List each line in which the string "responden" appears.

## Start RECORDS FOR THE EXERCISE

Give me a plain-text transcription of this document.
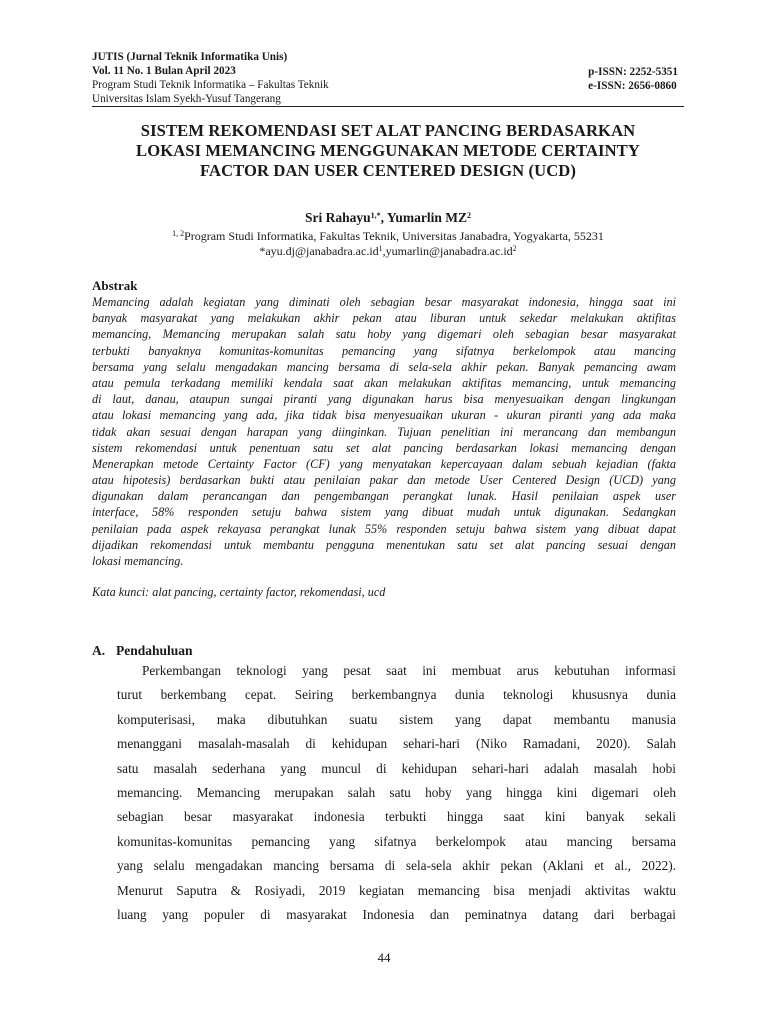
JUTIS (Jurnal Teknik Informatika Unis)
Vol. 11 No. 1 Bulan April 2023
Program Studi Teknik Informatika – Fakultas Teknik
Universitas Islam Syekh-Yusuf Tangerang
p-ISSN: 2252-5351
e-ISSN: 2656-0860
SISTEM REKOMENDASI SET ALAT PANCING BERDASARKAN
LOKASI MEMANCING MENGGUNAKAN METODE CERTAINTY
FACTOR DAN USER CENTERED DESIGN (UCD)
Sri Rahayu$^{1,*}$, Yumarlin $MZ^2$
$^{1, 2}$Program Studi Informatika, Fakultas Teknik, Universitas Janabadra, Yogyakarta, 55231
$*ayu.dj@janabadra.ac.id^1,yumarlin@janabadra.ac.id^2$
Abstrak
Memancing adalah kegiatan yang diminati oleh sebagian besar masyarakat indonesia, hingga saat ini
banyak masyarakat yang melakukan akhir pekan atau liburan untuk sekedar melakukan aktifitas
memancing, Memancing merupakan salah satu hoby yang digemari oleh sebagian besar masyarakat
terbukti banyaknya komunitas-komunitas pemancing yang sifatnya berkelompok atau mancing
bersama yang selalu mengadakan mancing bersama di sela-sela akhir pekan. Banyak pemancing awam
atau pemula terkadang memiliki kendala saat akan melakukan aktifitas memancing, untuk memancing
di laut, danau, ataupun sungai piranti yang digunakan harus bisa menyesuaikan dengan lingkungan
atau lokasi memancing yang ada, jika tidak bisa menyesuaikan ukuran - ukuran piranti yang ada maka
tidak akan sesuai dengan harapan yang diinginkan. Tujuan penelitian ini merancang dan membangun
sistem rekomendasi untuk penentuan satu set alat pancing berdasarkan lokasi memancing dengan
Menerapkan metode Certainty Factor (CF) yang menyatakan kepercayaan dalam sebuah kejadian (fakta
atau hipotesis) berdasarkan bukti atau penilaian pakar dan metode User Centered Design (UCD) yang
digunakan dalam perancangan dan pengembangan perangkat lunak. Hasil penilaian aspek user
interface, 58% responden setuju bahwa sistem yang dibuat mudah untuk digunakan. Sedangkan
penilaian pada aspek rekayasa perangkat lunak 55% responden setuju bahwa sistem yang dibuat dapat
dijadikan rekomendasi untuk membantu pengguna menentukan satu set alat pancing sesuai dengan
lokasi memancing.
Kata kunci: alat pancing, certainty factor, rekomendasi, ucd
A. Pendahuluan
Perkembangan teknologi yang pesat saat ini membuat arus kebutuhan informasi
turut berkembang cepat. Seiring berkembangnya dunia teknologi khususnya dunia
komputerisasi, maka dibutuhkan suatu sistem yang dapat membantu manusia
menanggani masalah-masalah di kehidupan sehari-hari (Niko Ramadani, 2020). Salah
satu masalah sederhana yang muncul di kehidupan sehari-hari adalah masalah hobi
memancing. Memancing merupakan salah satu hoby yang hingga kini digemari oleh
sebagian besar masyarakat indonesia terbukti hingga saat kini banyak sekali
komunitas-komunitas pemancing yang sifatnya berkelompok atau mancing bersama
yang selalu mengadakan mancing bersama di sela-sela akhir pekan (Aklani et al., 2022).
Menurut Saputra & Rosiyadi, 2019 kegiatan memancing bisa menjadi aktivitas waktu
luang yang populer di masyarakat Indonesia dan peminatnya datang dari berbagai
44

## End RECORDS FOR THE EXERCISE
## Start RECORDS FOR THE EXERCISE

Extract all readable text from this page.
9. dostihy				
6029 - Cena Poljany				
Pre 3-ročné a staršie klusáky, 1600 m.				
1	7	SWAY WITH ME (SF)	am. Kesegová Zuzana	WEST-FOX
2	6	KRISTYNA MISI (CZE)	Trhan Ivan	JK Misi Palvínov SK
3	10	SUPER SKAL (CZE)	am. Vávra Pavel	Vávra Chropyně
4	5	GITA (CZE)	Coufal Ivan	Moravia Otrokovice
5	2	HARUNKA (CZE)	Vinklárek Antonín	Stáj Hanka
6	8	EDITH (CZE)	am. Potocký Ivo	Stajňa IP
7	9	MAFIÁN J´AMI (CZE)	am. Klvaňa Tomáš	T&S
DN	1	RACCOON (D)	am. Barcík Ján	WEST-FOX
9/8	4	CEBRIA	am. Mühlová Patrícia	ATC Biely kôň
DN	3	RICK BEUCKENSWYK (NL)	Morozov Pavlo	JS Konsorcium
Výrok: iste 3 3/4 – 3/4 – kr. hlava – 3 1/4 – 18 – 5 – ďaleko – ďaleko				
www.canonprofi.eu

## End RECORDS FOR THE EXERCISE
## Start RECORDS FOR THE EXERCISE

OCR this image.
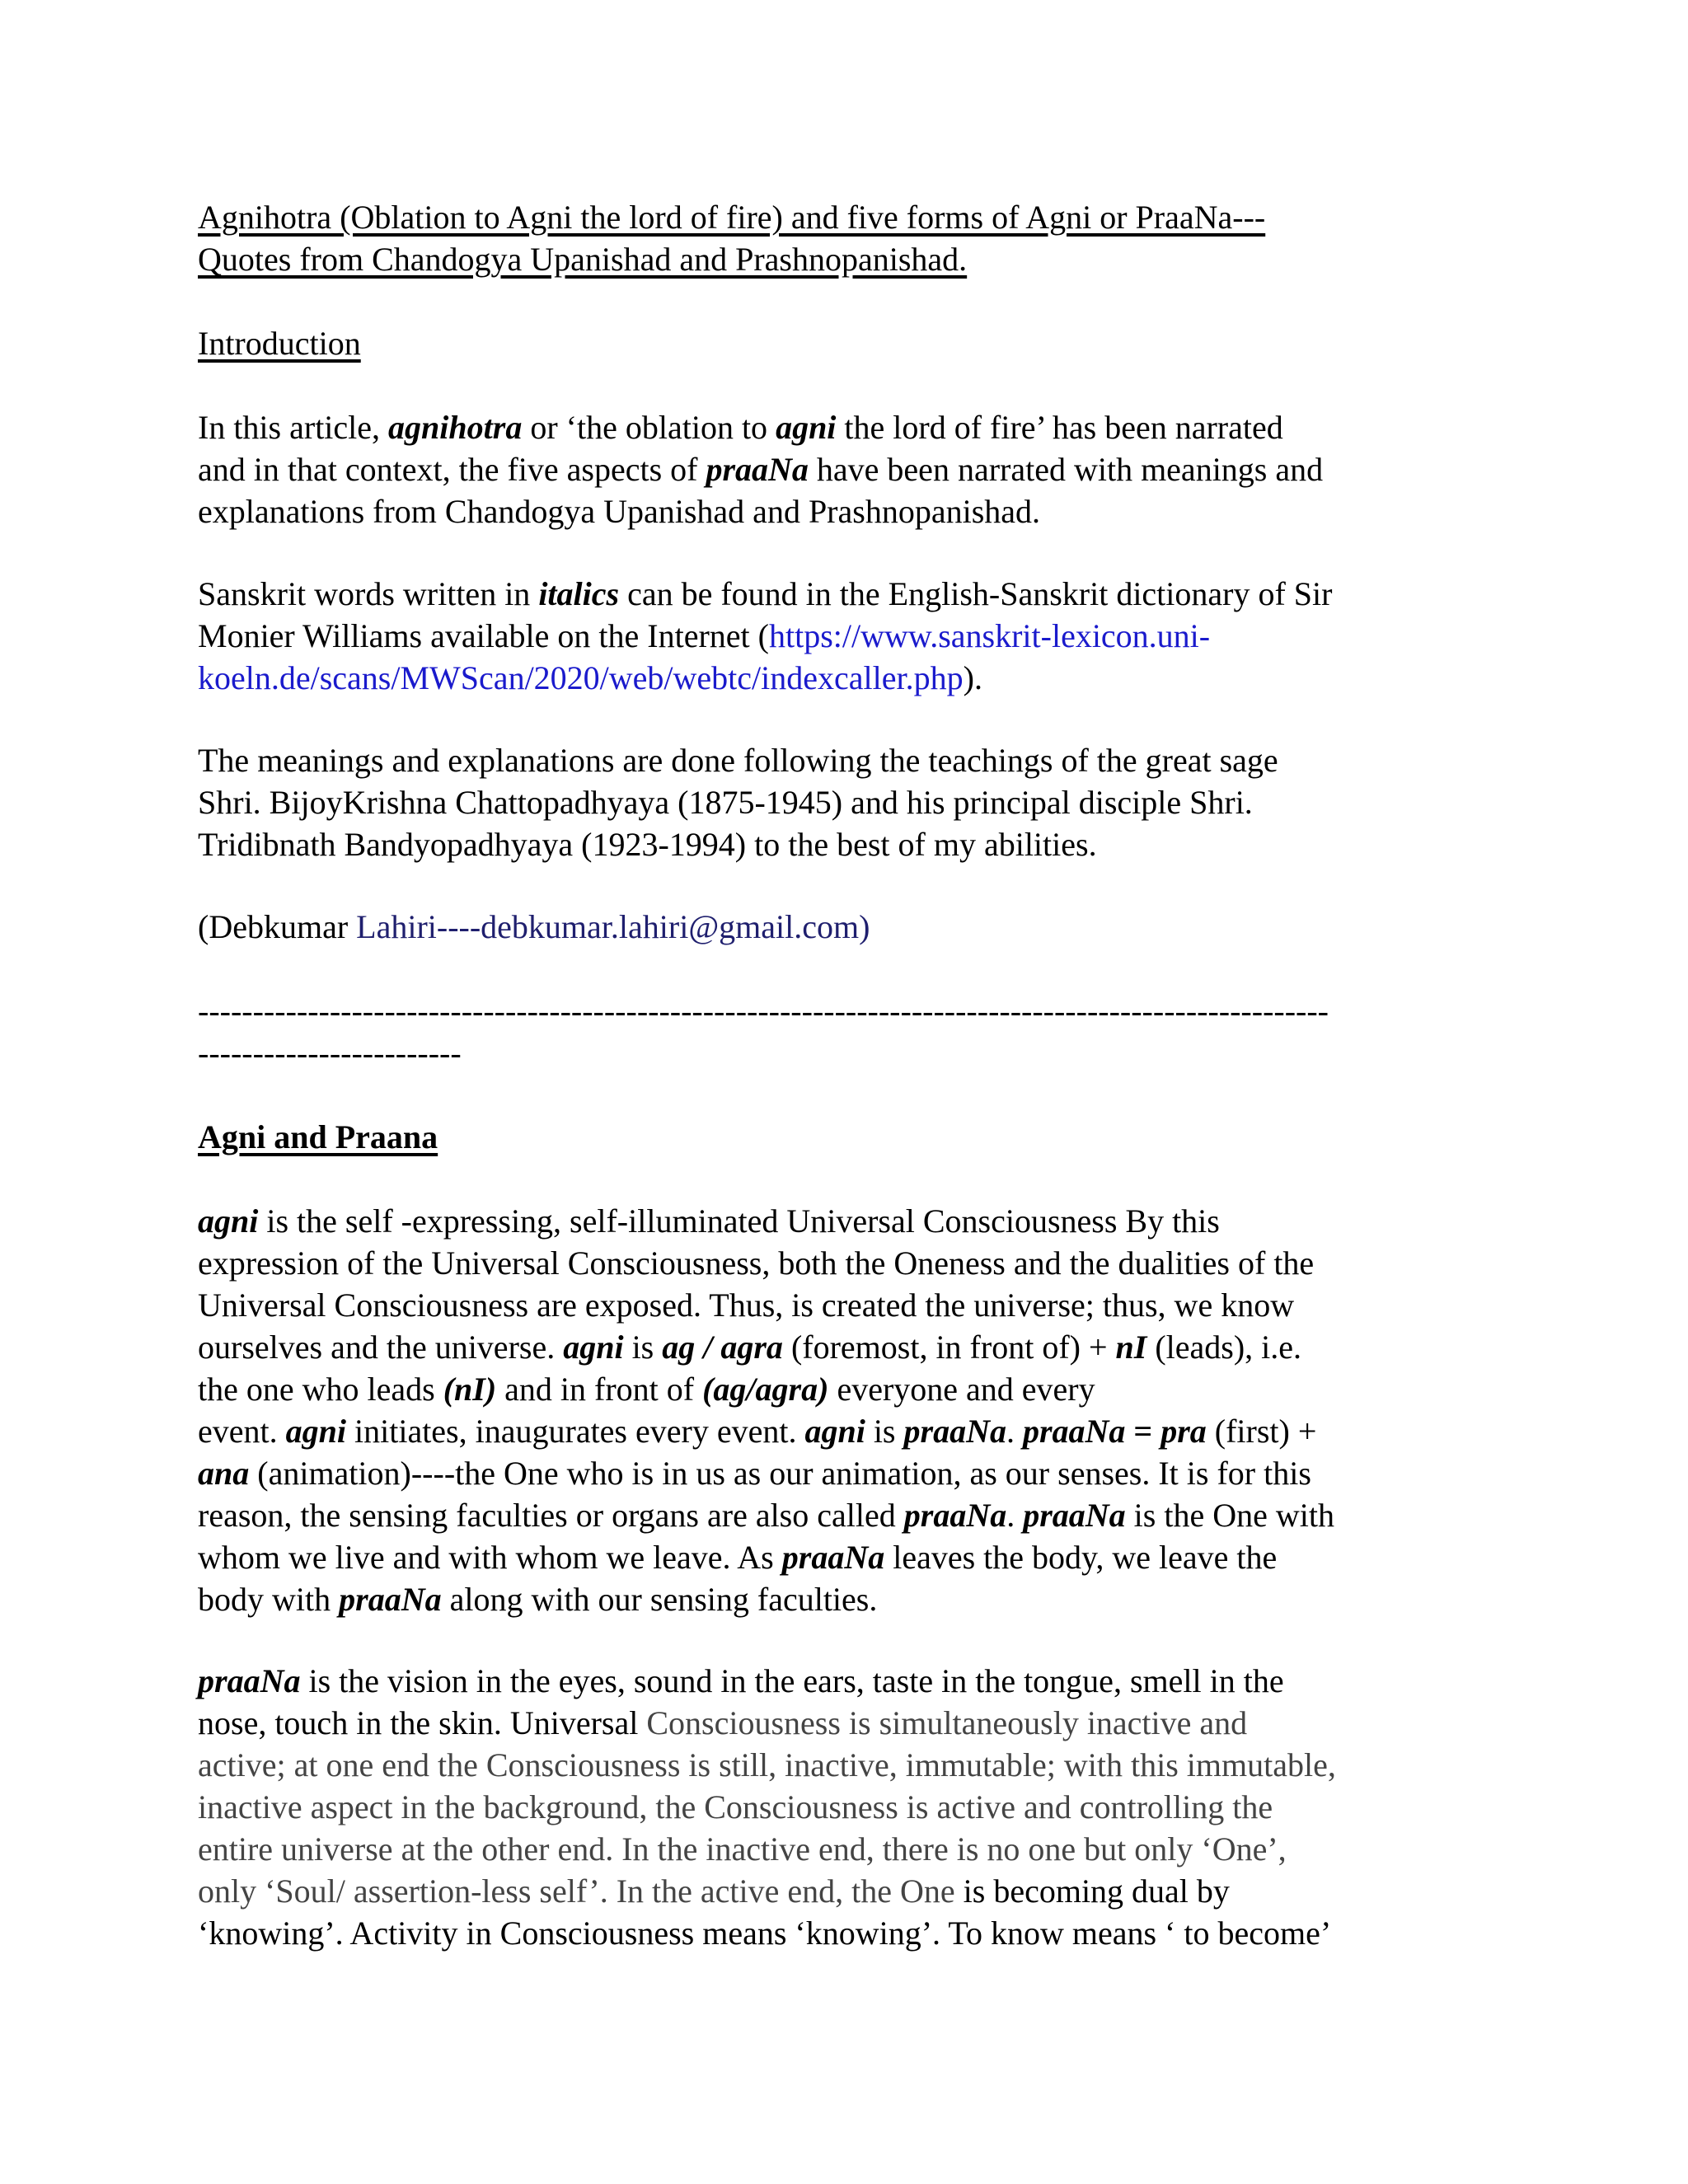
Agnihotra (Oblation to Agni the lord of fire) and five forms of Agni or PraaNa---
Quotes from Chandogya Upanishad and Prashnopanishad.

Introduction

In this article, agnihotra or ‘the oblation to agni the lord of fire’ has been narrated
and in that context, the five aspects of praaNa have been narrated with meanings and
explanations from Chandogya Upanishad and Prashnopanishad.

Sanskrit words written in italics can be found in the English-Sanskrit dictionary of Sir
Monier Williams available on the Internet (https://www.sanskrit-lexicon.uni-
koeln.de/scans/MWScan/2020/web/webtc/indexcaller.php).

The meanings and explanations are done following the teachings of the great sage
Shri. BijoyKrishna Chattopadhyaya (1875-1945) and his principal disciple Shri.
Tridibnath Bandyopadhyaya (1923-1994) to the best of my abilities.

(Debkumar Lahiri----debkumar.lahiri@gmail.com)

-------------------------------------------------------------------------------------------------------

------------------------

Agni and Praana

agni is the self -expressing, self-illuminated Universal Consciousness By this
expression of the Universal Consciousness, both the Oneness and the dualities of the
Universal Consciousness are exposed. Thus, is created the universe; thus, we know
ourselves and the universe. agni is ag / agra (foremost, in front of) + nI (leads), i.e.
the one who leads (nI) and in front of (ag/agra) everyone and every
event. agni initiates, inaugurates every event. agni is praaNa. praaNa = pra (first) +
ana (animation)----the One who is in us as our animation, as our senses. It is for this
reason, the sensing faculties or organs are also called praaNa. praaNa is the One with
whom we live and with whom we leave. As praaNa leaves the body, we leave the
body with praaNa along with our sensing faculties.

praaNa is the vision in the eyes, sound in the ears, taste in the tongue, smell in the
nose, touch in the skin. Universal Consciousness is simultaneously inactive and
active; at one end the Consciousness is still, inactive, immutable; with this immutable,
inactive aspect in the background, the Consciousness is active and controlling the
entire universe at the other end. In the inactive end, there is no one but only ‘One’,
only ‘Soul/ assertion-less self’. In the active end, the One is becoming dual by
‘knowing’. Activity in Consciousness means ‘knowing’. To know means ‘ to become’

## End RECORDS FOR THE EXERCISE

* [EXERCISE SOLUTION]
interface, 58% responden setuju bahwa sistem yang dibuat mudah untuk digunakan. Sedangkan
penilaian pada aspek rekayasa perangkat lunak 55% responden setuju bahwa sistem yang dibuat dapat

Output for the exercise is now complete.